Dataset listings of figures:
>>>>

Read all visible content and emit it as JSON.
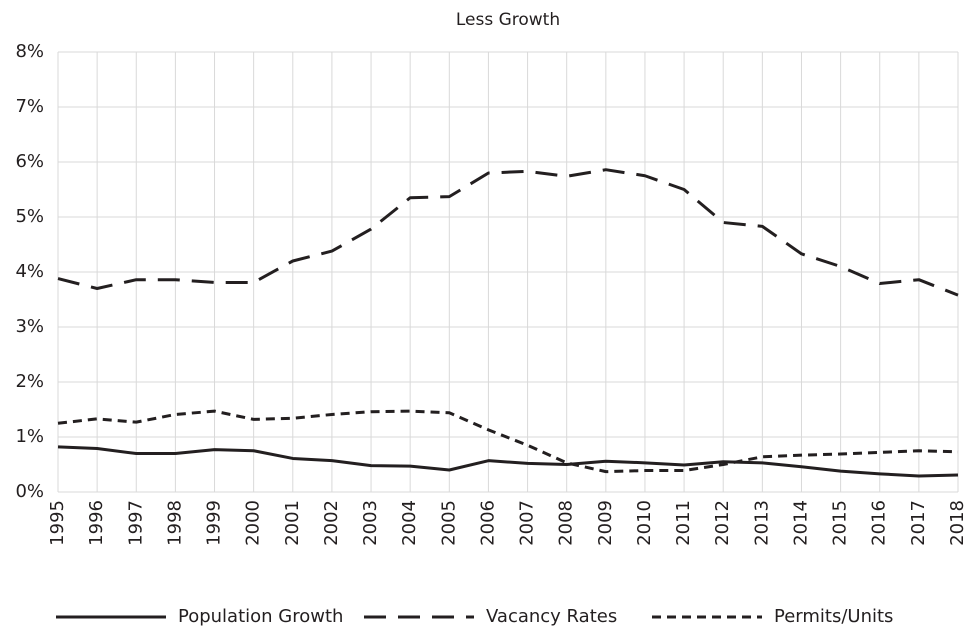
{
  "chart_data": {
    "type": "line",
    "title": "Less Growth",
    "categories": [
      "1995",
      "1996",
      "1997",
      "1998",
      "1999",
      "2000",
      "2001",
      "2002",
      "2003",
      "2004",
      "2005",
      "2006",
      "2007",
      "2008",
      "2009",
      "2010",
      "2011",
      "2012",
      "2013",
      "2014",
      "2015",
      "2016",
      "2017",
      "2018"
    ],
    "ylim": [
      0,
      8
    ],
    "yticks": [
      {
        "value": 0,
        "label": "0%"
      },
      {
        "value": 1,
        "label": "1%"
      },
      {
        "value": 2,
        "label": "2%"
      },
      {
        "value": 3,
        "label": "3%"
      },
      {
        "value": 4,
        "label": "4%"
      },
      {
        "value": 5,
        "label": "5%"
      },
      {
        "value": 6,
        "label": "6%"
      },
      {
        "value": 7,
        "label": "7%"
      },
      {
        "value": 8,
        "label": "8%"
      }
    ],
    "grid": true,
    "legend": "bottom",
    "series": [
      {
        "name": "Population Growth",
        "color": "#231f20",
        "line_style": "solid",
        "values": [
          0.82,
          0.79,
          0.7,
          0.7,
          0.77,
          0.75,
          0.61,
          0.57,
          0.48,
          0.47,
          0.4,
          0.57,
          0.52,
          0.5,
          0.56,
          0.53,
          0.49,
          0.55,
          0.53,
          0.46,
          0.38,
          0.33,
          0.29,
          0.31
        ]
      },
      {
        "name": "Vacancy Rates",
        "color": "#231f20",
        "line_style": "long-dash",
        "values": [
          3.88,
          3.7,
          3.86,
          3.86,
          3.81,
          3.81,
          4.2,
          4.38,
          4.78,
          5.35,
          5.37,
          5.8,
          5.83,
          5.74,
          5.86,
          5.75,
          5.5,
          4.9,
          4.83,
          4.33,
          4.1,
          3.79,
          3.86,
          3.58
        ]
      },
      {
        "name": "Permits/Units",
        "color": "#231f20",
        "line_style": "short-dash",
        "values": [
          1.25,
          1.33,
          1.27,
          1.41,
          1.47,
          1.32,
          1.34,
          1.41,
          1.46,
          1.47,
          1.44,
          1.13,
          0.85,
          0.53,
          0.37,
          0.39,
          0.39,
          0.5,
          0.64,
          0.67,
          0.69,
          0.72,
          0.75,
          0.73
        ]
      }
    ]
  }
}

<<<<

> What is needed:
Search the data for the word "dash" and copy each line where it appears.

> Exercise result:
        "line_style": "long-dash",
        "line_style": "short-dash",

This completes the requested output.